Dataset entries
........

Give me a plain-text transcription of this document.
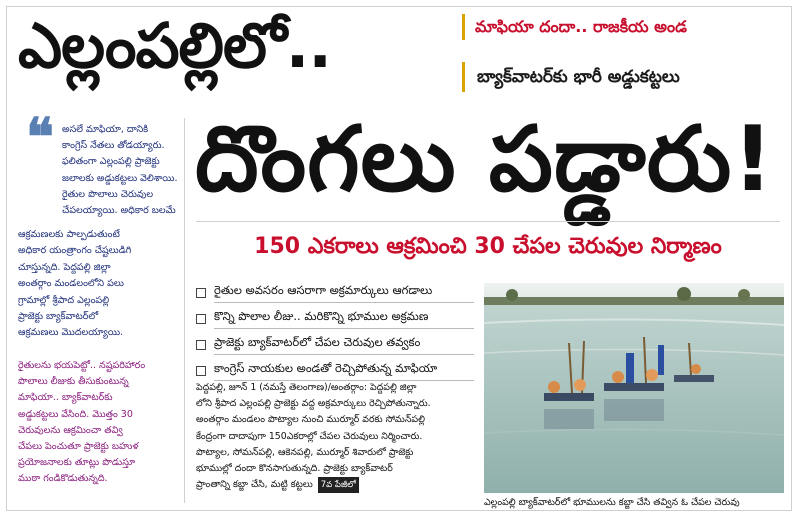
ఎల్లంపల్లిలో..	మాఫియా దందా.. రాజకీయ అండ
బ్యాక్‌వాటర్‌కు భారీ అడ్డుకట్టలు
దొంగలు పడ్డారు!
❝ అసలే మాఫియా, దానికి
కాంగ్రెస్‌ నేతలు తోడయ్యారు.
ఫలితంగా ఎల్లంపల్లి ప్రాజెక్టు
జలాలకు అడ్డుకట్టలు వెలిశాయి.
రైతుల పొలాలు చెరువుల
చేపలయ్యాయి. అధికార బలమే
ఆక్రమణలకు పాల్పడుతుంటే
అధికార యంత్రాంగం చేష్టలుడిగి
చూస్తున్నది. పెద్దపల్లి జిల్లా
అంతర్గాం మండలంలోని పలు
గ్రామాల్లో శ్రీపాద ఎల్లంపల్లి
ప్రాజెక్టు బ్యాక్‌వాటర్‌లో
ఆక్రమణలు మొదలయ్యాయి.
రైతులను భయపెట్టో.. నష్టపరిహారం
పొలాలు లీజుకు తీసుకుంటున్న
మాఫియా.. బ్యాక్‌వాటర్‌కు
అడ్డుకట్టలు వేసింది. మొత్తం 30
చెరువులను ఆక్రమించా తవ్వి
చేపలు పెంచుతూ ప్రాజెక్టు బహుళ
ప్రయోజనాలకు తూట్లు పొడుస్తూ
ముఠా గండికొడుతున్నది.
150 ఎకరాలు ఆక్రమించి 30 చేపల చెరువుల నిర్మాణం
రైతుల అవసరం ఆసరాగా అక్రమార్కులు ఆగడాలు
కొన్ని పొలాల లీజు.. మరికొన్ని భూముల అక్రమణ
ప్రాజెక్టు బ్యాక్‌వాటర్‌లో చేపల చెరువుల తవ్వకం
కాంగ్రెస్‌ నాయకుల అండతో రెచ్చిపోతున్న మాఫియా
పెద్దపల్లి, జూన్‌ 1 (నమస్తే తెలంగాణ)/అంతర్గాం: పెద్దపల్లి జిల్లా
లోని శ్రీపాద ఎల్లంపల్లి ప్రాజెక్టు వద్ద అక్రమార్కులు రెచ్చిపోతున్నారు.
అంతర్గాం మండలం పొట్యాల నుంచి ముర్మూర్‌ వరకు సోమన్‌పల్లి
కేంద్రంగా దాదాపుగా 150ఎకరాల్లో చేపల చెరువులు నిర్మించారు.
పొట్యాల, సోమన్‌పల్లి, ఆకెనపల్లి, ముర్మూర్‌ శివారులో ప్రాజెక్టు
భూముల్లో దందా కొనసాగుతున్నది. ప్రాజెక్టు బ్యాక్‌వాటర్‌
ప్రాంతాన్ని కబ్జా చేసి, మట్టి కట్టలు 7వ పేజీలో
ఎల్లంపల్లి బ్యాక్‌వాటర్‌లో భూములను కబ్జా చేసి తవ్విన ఓ చేపల చెరువు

........

STATED GOAL: Using the records above, retype everything exactly except the pictures.

TASK RESULT:
Give me a plain-text transcription of this document.
ఎల్లంపల్లిలో..	మాఫియా దందా.. రాజకీయ అండ
బ్యాక్‌వాటర్‌కు భారీ అడ్డుకట్టలు
దొంగలు పడ్డారు!
❝ అసలే మాఫియా, దానికి
కాంగ్రెస్‌ నేతలు తోడయ్యారు.
ఫలితంగా ఎల్లంపల్లి ప్రాజెక్టు
జలాలకు అడ్డుకట్టలు వెలిశాయి.
రైతుల పొలాలు చెరువుల
చేపలయ్యాయి. అధికార బలమే
ఆక్రమణలకు పాల్పడుతుంటే
అధికార యంత్రాంగం చేష్టలుడిగి
చూస్తున్నది. పెద్దపల్లి జిల్లా
అంతర్గాం మండలంలోని పలు
గ్రామాల్లో శ్రీపాద ఎల్లంపల్లి
ప్రాజెక్టు బ్యాక్‌వాటర్‌లో
ఆక్రమణలు మొదలయ్యాయి.
రైతులను భయపెట్టో.. నష్టపరిహారం
పొలాలు లీజుకు తీసుకుంటున్న
మాఫియా.. బ్యాక్‌వాటర్‌కు
అడ్డుకట్టలు వేసింది. మొత్తం 30
చెరువులను ఆక్రమించా తవ్వి
చేపలు పెంచుతూ ప్రాజెక్టు బహుళ
ప్రయోజనాలకు తూట్లు పొడుస్తూ
ముఠా గండికొడుతున్నది.
150 ఎకరాలు ఆక్రమించి 30 చేపల చెరువుల నిర్మాణం
రైతుల అవసరం ఆసరాగా అక్రమార్కులు ఆగడాలు
కొన్ని పొలాల లీజు.. మరికొన్ని భూముల అక్రమణ
ప్రాజెక్టు బ్యాక్‌వాటర్‌లో చేపల చెరువుల తవ్వకం
కాంగ్రెస్‌ నాయకుల అండతో రెచ్చిపోతున్న మాఫియా
పెద్దపల్లి, జూన్‌ 1 (నమస్తే తెలంగాణ)/అంతర్గాం: పెద్దపల్లి జిల్లా
లోని శ్రీపాద ఎల్లంపల్లి ప్రాజెక్టు వద్ద అక్రమార్కులు రెచ్చిపోతున్నారు.
అంతర్గాం మండలం పొట్యాల నుంచి ముర్మూర్‌ వరకు సోమన్‌పల్లి
కేంద్రంగా దాదాపుగా 150ఎకరాల్లో చేపల చెరువులు నిర్మించారు.
పొట్యాల, సోమన్‌పల్లి, ఆకెనపల్లి, ముర్మూర్‌ శివారులో ప్రాజెక్టు
భూముల్లో దందా కొనసాగుతున్నది. ప్రాజెక్టు బ్యాక్‌వాటర్‌
ప్రాంతాన్ని కబ్జా చేసి, మట్టి కట్టలు 7వ పేజీలో
ఎల్లంపల్లి బ్యాక్‌వాటర్‌లో భూములను కబ్జా చేసి తవ్విన ఓ చేపల చెరువు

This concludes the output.